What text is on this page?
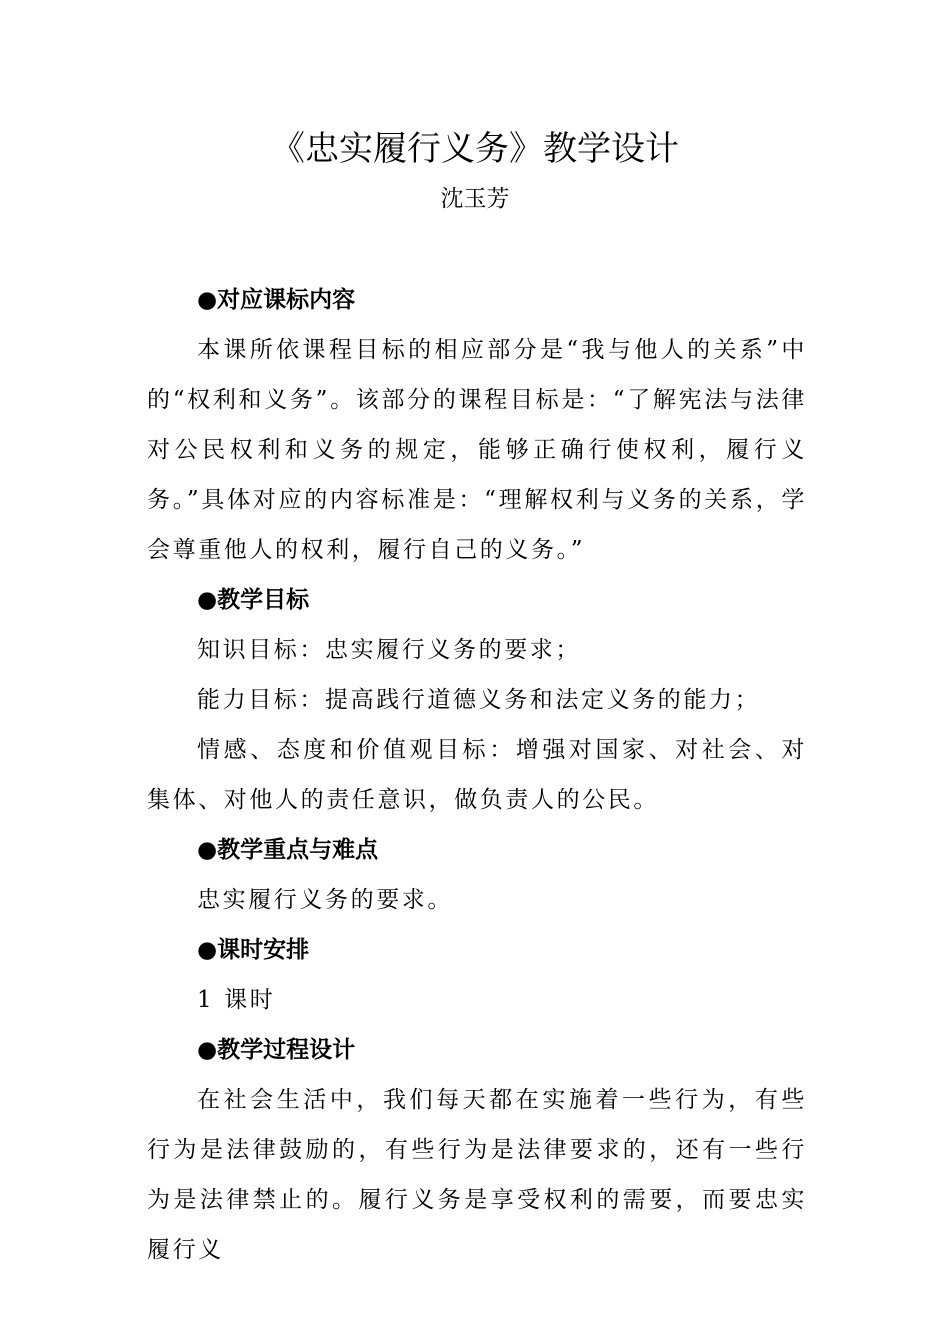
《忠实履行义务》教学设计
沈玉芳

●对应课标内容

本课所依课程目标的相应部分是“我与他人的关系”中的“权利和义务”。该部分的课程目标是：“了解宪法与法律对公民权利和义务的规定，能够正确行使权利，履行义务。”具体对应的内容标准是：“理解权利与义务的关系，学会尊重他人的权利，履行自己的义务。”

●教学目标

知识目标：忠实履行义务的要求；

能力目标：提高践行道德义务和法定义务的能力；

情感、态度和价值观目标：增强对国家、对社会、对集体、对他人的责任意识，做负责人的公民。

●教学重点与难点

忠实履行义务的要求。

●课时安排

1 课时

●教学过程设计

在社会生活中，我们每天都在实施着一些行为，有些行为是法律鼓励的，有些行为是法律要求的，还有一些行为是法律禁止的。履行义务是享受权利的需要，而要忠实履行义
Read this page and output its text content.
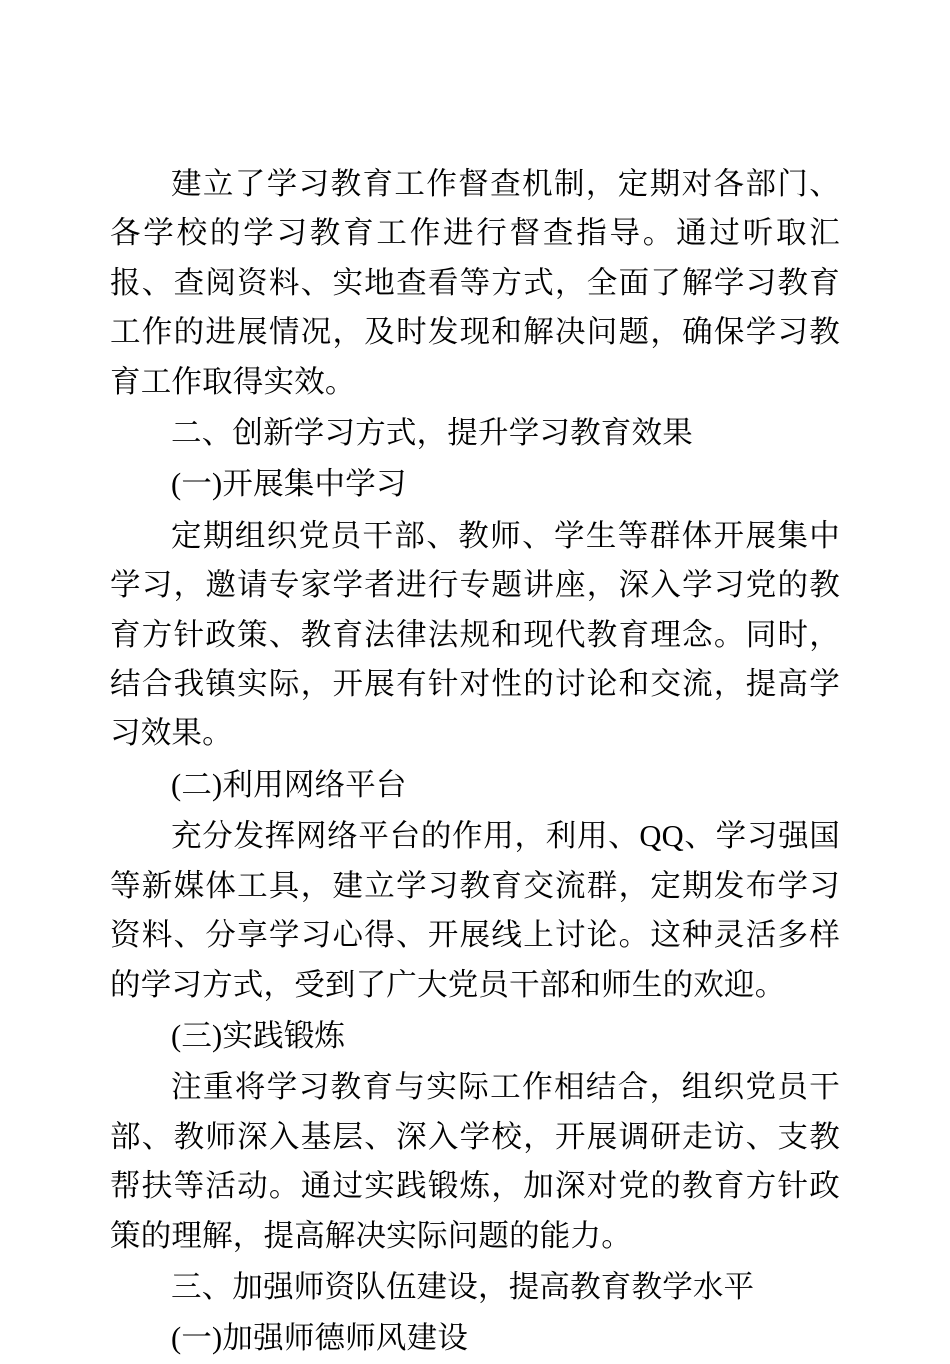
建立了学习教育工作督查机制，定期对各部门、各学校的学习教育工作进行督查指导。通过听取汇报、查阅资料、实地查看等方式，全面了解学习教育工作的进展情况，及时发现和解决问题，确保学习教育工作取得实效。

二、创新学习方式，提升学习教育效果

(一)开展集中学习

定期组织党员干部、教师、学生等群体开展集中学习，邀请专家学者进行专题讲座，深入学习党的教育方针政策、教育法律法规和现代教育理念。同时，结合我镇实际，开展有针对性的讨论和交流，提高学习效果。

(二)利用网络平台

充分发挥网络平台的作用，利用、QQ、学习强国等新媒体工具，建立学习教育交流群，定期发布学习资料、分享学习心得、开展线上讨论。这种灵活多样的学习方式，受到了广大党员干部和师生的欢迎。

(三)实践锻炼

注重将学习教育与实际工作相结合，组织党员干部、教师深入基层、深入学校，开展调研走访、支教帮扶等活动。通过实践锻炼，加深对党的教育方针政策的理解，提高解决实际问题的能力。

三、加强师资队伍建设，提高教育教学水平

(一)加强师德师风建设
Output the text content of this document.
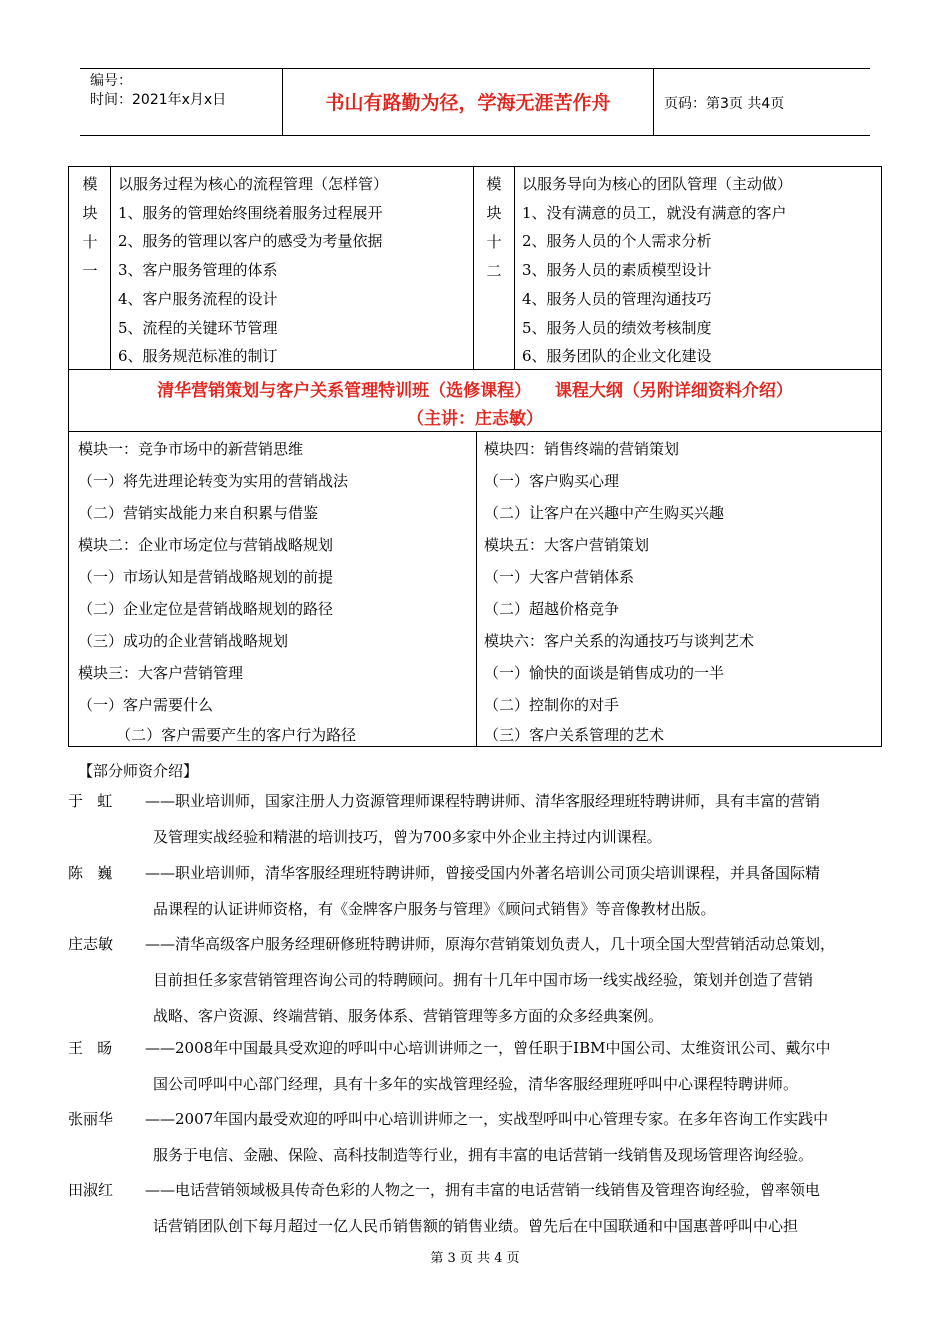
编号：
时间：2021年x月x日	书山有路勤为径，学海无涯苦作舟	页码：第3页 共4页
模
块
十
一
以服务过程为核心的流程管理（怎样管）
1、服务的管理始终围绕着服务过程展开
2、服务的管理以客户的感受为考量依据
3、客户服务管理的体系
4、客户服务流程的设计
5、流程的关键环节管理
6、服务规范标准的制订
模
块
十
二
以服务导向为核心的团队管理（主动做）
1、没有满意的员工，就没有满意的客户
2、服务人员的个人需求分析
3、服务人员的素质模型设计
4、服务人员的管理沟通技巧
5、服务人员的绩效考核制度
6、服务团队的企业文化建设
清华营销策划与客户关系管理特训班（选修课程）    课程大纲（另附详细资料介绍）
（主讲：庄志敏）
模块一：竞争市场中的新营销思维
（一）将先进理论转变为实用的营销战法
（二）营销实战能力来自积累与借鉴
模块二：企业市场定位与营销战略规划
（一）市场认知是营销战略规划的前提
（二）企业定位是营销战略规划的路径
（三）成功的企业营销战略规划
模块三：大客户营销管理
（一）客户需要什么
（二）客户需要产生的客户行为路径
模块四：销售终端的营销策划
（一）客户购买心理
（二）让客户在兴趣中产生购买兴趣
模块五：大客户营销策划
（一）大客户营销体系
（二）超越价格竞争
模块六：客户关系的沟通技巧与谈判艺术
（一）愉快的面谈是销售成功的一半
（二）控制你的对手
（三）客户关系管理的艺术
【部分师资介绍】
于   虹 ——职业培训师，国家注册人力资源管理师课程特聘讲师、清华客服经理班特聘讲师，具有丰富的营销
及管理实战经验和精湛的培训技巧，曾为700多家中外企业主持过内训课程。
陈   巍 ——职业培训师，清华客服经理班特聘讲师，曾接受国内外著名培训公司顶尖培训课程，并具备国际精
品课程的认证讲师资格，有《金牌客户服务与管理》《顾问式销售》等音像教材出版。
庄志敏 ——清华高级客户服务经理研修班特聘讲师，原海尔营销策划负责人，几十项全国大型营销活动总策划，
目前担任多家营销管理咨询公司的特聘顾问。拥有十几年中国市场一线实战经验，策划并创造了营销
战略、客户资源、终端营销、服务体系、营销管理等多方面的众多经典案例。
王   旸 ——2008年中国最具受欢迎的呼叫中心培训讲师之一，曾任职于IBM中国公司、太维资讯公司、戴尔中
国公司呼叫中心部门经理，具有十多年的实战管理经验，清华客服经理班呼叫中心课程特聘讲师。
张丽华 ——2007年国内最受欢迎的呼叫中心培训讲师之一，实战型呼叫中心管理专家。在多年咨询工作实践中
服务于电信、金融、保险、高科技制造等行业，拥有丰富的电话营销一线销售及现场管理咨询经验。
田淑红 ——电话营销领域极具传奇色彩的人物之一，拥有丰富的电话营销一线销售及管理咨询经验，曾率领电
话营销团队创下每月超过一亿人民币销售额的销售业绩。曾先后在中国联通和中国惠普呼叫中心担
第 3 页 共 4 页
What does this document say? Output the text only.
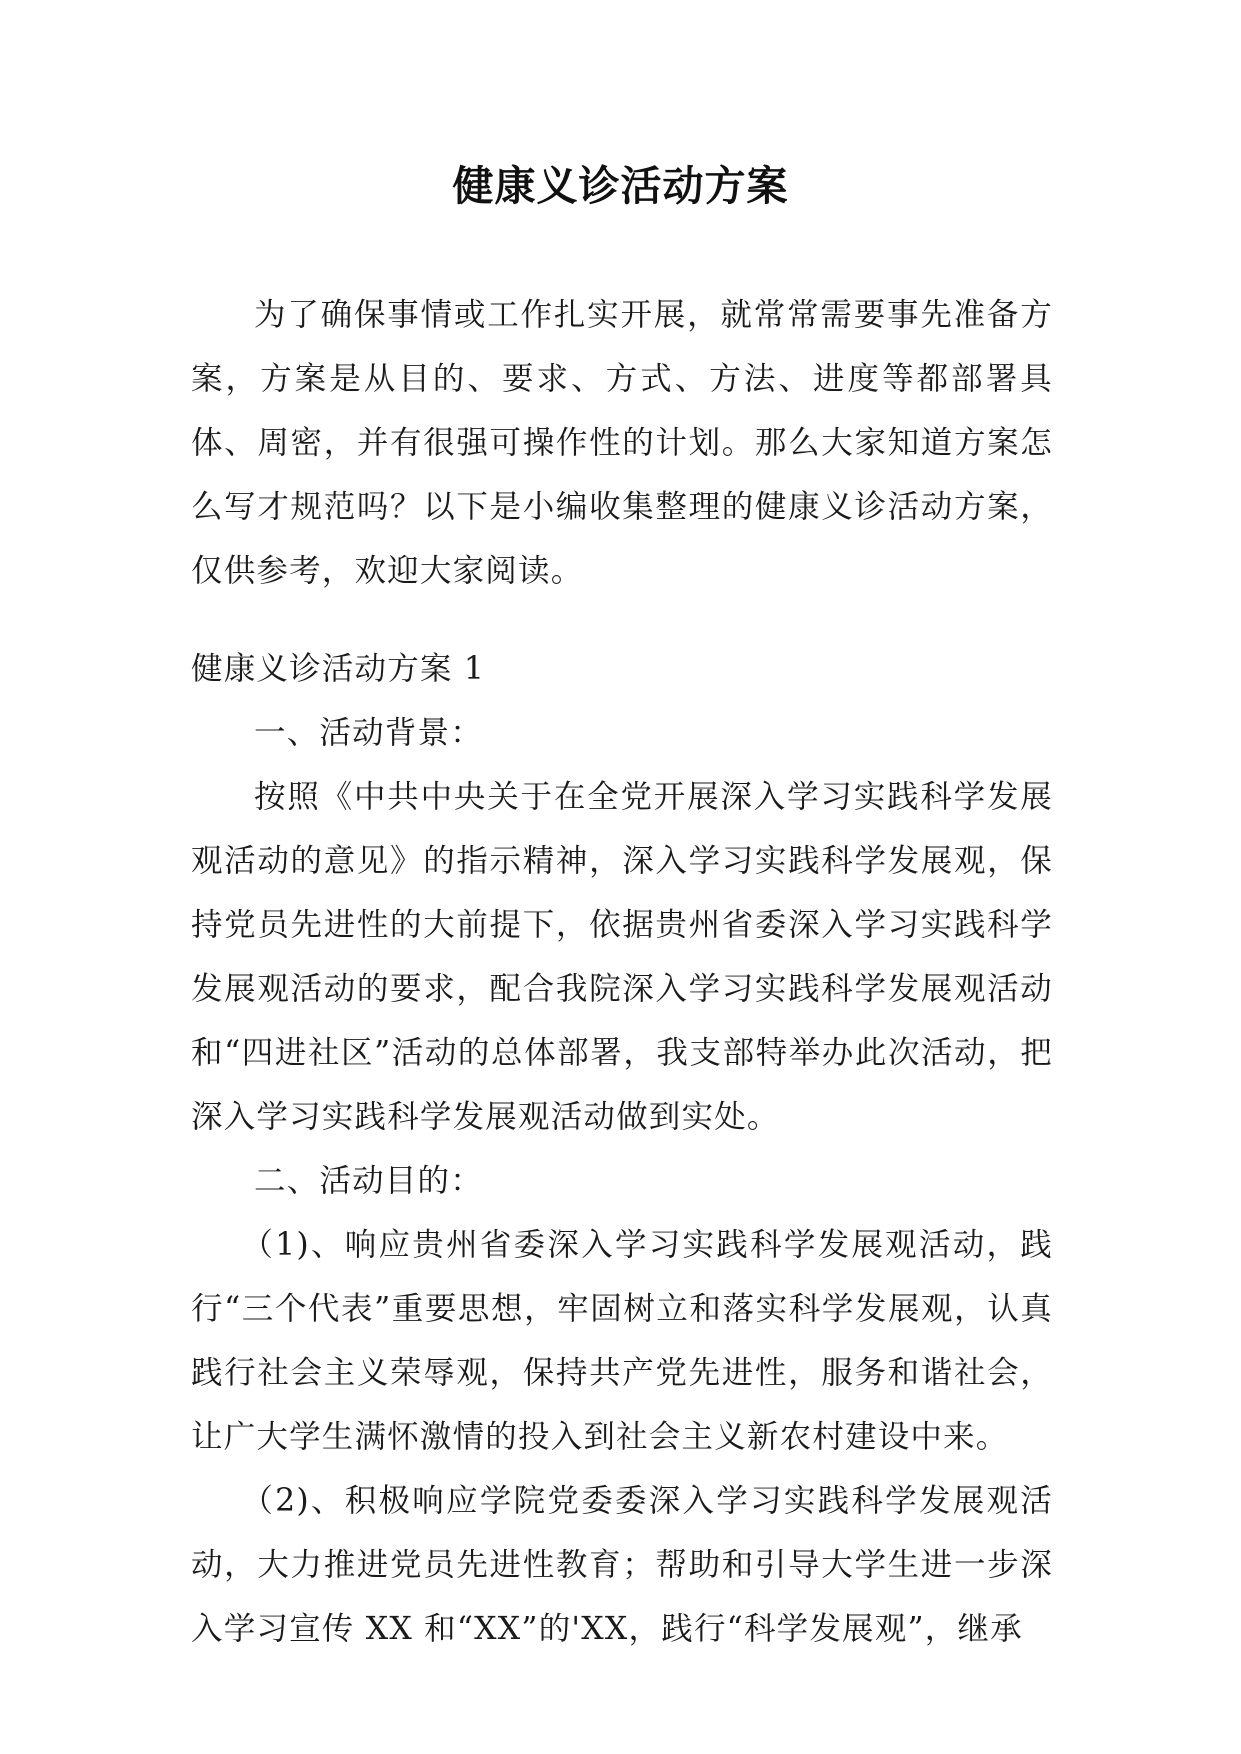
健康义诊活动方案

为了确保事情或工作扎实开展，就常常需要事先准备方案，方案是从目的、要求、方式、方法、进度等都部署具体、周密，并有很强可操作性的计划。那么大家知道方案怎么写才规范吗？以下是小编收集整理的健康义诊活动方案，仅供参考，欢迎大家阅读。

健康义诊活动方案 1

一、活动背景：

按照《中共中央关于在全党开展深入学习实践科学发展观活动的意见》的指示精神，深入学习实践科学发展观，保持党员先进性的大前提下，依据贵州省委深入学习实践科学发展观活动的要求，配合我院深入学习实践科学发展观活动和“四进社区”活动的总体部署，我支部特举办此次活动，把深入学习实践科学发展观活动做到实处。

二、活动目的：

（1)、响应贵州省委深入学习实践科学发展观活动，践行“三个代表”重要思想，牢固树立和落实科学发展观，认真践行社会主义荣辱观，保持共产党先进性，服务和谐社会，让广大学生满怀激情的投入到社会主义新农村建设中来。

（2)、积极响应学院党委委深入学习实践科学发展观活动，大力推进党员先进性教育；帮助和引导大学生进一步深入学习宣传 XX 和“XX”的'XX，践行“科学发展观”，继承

**OBJECTIVE**
Answer only with how many lines in the records include "document".

**THE ANSWER**
2